» What the task asks
The records that follow must be repeated verbatim, every one of them.

(Saved data entries)
********************

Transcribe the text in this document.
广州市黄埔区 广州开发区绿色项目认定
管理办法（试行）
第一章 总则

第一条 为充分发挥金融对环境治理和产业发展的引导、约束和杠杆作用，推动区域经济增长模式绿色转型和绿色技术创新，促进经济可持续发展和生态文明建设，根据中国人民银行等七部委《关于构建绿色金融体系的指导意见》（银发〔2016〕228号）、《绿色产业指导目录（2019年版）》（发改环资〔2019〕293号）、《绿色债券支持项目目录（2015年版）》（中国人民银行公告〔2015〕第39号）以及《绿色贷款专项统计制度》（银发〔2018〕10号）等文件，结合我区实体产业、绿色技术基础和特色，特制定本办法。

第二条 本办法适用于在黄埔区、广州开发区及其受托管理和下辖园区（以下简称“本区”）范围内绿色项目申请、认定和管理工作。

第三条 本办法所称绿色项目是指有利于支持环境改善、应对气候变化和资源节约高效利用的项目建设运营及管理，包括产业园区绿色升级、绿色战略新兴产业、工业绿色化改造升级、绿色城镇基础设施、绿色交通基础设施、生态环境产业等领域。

********************

» Response to this task
Transcribe the text in this document.
广州市黄埔区 广州开发区绿色项目认定
管理办法（试行）
第一章 总则

第一条 为充分发挥金融对环境治理和产业发展的引导、约束和杠杆作用，推动区域经济增长模式绿色转型和绿色技术创新，促进经济可持续发展和生态文明建设，根据中国人民银行等七部委《关于构建绿色金融体系的指导意见》（银发〔2016〕228号）、《绿色产业指导目录（2019年版）》（发改环资〔2019〕293号）、《绿色债券支持项目目录（2015年版）》（中国人民银行公告〔2015〕第39号）以及《绿色贷款专项统计制度》（银发〔2018〕10号）等文件，结合我区实体产业、绿色技术基础和特色，特制定本办法。

第二条 本办法适用于在黄埔区、广州开发区及其受托管理和下辖园区（以下简称“本区”）范围内绿色项目申请、认定和管理工作。

第三条 本办法所称绿色项目是指有利于支持环境改善、应对气候变化和资源节约高效利用的项目建设运营及管理，包括产业园区绿色升级、绿色战略新兴产业、工业绿色化改造升级、绿色城镇基础设施、绿色交通基础设施、生态环境产业等领域。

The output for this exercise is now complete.